[Recorded data]
--- Begin ---

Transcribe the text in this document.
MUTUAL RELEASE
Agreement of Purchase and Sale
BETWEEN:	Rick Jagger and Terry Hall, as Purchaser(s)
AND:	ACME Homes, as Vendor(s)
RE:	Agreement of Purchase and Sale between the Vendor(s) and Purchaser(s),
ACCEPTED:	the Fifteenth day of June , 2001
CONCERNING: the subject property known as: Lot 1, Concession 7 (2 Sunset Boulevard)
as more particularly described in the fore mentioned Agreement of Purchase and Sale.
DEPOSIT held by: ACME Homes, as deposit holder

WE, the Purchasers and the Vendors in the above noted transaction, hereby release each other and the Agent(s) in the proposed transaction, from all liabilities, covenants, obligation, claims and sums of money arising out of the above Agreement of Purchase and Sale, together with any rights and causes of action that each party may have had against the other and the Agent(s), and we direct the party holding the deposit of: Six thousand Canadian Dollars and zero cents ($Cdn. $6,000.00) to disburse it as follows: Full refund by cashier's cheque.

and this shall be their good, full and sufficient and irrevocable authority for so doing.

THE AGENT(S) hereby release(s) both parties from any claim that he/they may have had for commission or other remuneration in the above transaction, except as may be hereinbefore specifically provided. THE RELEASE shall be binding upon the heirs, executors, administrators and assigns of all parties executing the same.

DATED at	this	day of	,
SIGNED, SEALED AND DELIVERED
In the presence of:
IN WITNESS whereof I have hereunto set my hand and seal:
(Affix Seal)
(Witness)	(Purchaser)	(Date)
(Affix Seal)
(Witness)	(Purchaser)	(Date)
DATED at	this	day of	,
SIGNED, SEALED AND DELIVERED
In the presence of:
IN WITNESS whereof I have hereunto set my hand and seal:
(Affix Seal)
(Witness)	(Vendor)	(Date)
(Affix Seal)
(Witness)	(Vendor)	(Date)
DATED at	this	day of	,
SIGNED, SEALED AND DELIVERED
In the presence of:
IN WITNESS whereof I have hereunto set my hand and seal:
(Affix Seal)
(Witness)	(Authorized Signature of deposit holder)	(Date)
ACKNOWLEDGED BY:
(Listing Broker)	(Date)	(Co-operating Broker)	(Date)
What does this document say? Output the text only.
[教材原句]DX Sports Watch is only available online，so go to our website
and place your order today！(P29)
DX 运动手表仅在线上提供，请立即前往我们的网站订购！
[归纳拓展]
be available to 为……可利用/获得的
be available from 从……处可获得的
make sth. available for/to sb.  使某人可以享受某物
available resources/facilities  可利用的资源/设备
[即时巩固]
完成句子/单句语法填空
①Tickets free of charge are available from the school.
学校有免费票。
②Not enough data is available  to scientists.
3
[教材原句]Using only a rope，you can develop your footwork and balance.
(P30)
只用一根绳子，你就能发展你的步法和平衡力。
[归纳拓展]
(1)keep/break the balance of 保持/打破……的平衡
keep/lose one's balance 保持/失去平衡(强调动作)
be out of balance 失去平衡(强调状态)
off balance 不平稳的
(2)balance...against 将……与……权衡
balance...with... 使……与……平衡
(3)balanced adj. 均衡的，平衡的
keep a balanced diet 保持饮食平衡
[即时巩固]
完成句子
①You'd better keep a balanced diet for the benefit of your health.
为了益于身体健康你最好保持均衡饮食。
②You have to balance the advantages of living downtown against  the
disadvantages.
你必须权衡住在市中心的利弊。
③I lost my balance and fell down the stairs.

--- End ---

-- Task to carry out --
Write out the data again, exactly and in full.

-- Task solution --
Transcribe the text in this document.
MUTUAL RELEASE
Agreement of Purchase and Sale
BETWEEN:	Rick Jagger and Terry Hall, as Purchaser(s)
AND:	ACME Homes, as Vendor(s)
RE:	Agreement of Purchase and Sale between the Vendor(s) and Purchaser(s),
ACCEPTED:	the Fifteenth day of June , 2001
CONCERNING: the subject property known as: Lot 1, Concession 7 (2 Sunset Boulevard)
as more particularly described in the fore mentioned Agreement of Purchase and Sale.
DEPOSIT held by: ACME Homes, as deposit holder

WE, the Purchasers and the Vendors in the above noted transaction, hereby release each other and the Agent(s) in the proposed transaction, from all liabilities, covenants, obligation, claims and sums of money arising out of the above Agreement of Purchase and Sale, together with any rights and causes of action that each party may have had against the other and the Agent(s), and we direct the party holding the deposit of: Six thousand Canadian Dollars and zero cents ($Cdn. $6,000.00) to disburse it as follows: Full refund by cashier's cheque.

and this shall be their good, full and sufficient and irrevocable authority for so doing.

THE AGENT(S) hereby release(s) both parties from any claim that he/they may have had for commission or other remuneration in the above transaction, except as may be hereinbefore specifically provided. THE RELEASE shall be binding upon the heirs, executors, administrators and assigns of all parties executing the same.

DATED at	this	day of	,
SIGNED, SEALED AND DELIVERED
In the presence of:
IN WITNESS whereof I have hereunto set my hand and seal:
(Affix Seal)
(Witness)	(Purchaser)	(Date)
(Affix Seal)
(Witness)	(Purchaser)	(Date)
DATED at	this	day of	,
SIGNED, SEALED AND DELIVERED
In the presence of:
IN WITNESS whereof I have hereunto set my hand and seal:
(Affix Seal)
(Witness)	(Vendor)	(Date)
(Affix Seal)
(Witness)	(Vendor)	(Date)
DATED at	this	day of	,
SIGNED, SEALED AND DELIVERED
In the presence of:
IN WITNESS whereof I have hereunto set my hand and seal:
(Affix Seal)
(Witness)	(Authorized Signature of deposit holder)	(Date)
ACKNOWLEDGED BY:
(Listing Broker)	(Date)	(Co-operating Broker)	(Date)
What does this document say? Output the text only.
[教材原句]DX Sports Watch is only available online，so go to our website
and place your order today！(P29)
DX 运动手表仅在线上提供，请立即前往我们的网站订购！
[归纳拓展]
be available to 为……可利用/获得的
be available from 从……处可获得的
make sth. available for/to sb.  使某人可以享受某物
available resources/facilities  可利用的资源/设备
[即时巩固]
完成句子/单句语法填空
①Tickets free of charge are available from the school.
学校有免费票。
②Not enough data is available  to scientists.
3
[教材原句]Using only a rope，you can develop your footwork and balance.
(P30)
只用一根绳子，你就能发展你的步法和平衡力。
[归纳拓展]
(1)keep/break the balance of 保持/打破……的平衡
keep/lose one's balance 保持/失去平衡(强调动作)
be out of balance 失去平衡(强调状态)
off balance 不平稳的
(2)balance...against 将……与……权衡
balance...with... 使……与……平衡
(3)balanced adj. 均衡的，平衡的
keep a balanced diet 保持饮食平衡
[即时巩固]
完成句子
①You'd better keep a balanced diet for the benefit of your health.
为了益于身体健康你最好保持均衡饮食。
②You have to balance the advantages of living downtown against  the
disadvantages.
你必须权衡住在市中心的利弊。
③I lost my balance and fell down the stairs.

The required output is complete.